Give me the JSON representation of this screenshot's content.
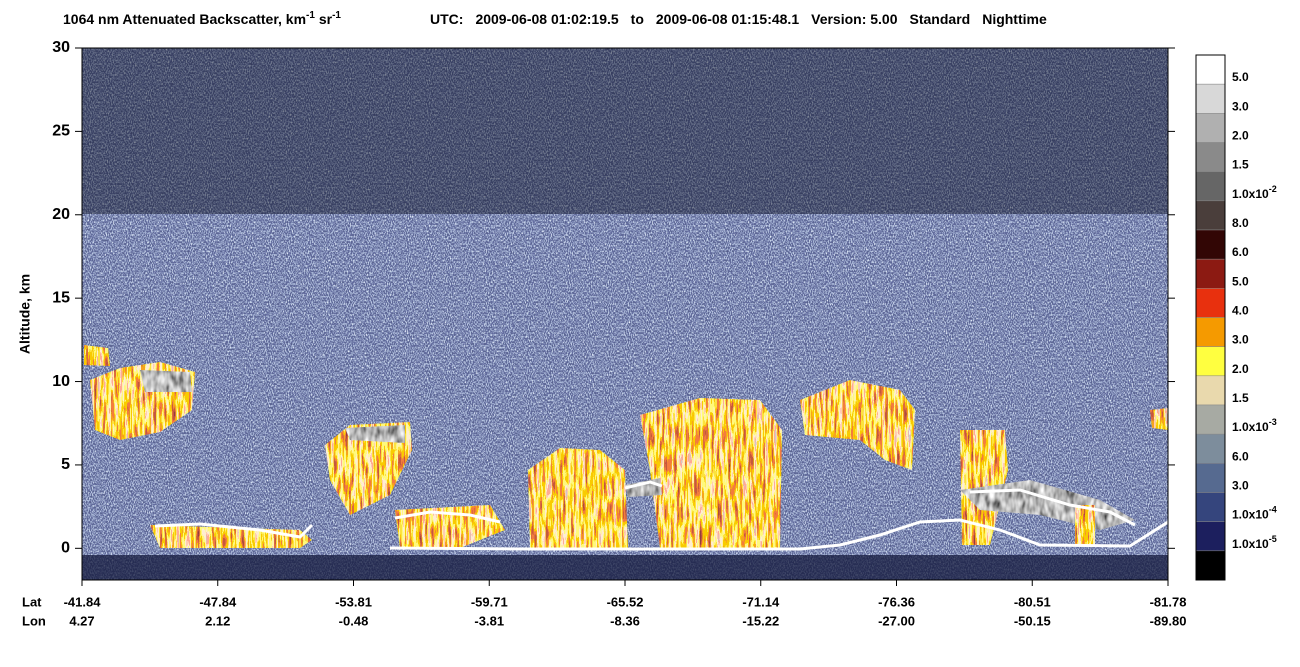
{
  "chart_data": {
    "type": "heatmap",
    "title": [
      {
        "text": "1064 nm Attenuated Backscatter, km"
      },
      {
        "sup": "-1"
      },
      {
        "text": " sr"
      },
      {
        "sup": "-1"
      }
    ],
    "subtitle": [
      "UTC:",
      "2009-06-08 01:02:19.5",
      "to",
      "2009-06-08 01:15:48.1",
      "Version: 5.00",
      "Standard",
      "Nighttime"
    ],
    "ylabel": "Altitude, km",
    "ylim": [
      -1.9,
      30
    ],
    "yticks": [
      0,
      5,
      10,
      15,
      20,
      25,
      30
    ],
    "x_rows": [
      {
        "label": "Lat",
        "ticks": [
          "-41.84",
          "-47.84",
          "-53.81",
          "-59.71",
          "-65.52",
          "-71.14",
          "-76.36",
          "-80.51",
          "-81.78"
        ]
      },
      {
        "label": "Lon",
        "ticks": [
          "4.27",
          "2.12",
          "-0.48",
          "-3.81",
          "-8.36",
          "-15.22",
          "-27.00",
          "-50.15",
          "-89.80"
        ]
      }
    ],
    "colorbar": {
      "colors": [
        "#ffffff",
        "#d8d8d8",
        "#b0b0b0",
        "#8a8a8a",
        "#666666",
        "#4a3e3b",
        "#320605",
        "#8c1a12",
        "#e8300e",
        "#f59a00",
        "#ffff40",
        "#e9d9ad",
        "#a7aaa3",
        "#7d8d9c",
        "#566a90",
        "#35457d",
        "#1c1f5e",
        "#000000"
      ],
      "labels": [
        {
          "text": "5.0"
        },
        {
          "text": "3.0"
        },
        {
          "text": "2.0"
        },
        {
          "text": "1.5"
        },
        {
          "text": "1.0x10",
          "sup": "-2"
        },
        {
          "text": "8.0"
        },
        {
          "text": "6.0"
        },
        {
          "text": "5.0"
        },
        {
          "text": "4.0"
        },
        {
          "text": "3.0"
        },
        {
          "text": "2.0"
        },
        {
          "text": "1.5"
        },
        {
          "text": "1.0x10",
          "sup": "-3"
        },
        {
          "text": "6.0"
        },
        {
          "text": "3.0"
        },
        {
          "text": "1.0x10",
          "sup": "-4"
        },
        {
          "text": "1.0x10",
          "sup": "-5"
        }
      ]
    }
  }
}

────────────────────────────────────────

- _WRITTEN TASK_
Quote the full listing above word for word; exclude every picture from the copy.

- _WRITTEN RESPONSE_
Give me the JSON representation of this screenshot's content.
{
  "chart_data": {
    "type": "heatmap",
    "title": [
      {
        "text": "1064 nm Attenuated Backscatter, km"
      },
      {
        "sup": "-1"
      },
      {
        "text": " sr"
      },
      {
        "sup": "-1"
      }
    ],
    "subtitle": [
      "UTC:",
      "2009-06-08 01:02:19.5",
      "to",
      "2009-06-08 01:15:48.1",
      "Version: 5.00",
      "Standard",
      "Nighttime"
    ],
    "ylabel": "Altitude, km",
    "ylim": [
      -1.9,
      30
    ],
    "yticks": [
      0,
      5,
      10,
      15,
      20,
      25,
      30
    ],
    "x_rows": [
      {
        "label": "Lat",
        "ticks": [
          "-41.84",
          "-47.84",
          "-53.81",
          "-59.71",
          "-65.52",
          "-71.14",
          "-76.36",
          "-80.51",
          "-81.78"
        ]
      },
      {
        "label": "Lon",
        "ticks": [
          "4.27",
          "2.12",
          "-0.48",
          "-3.81",
          "-8.36",
          "-15.22",
          "-27.00",
          "-50.15",
          "-89.80"
        ]
      }
    ],
    "colorbar": {
      "colors": [
        "#ffffff",
        "#d8d8d8",
        "#b0b0b0",
        "#8a8a8a",
        "#666666",
        "#4a3e3b",
        "#320605",
        "#8c1a12",
        "#e8300e",
        "#f59a00",
        "#ffff40",
        "#e9d9ad",
        "#a7aaa3",
        "#7d8d9c",
        "#566a90",
        "#35457d",
        "#1c1f5e",
        "#000000"
      ],
      "labels": [
        {
          "text": "5.0"
        },
        {
          "text": "3.0"
        },
        {
          "text": "2.0"
        },
        {
          "text": "1.5"
        },
        {
          "text": "1.0x10",
          "sup": "-2"
        },
        {
          "text": "8.0"
        },
        {
          "text": "6.0"
        },
        {
          "text": "5.0"
        },
        {
          "text": "4.0"
        },
        {
          "text": "3.0"
        },
        {
          "text": "2.0"
        },
        {
          "text": "1.5"
        },
        {
          "text": "1.0x10",
          "sup": "-3"
        },
        {
          "text": "6.0"
        },
        {
          "text": "3.0"
        },
        {
          "text": "1.0x10",
          "sup": "-4"
        },
        {
          "text": "1.0x10",
          "sup": "-5"
        }
      ]
    }
  }
}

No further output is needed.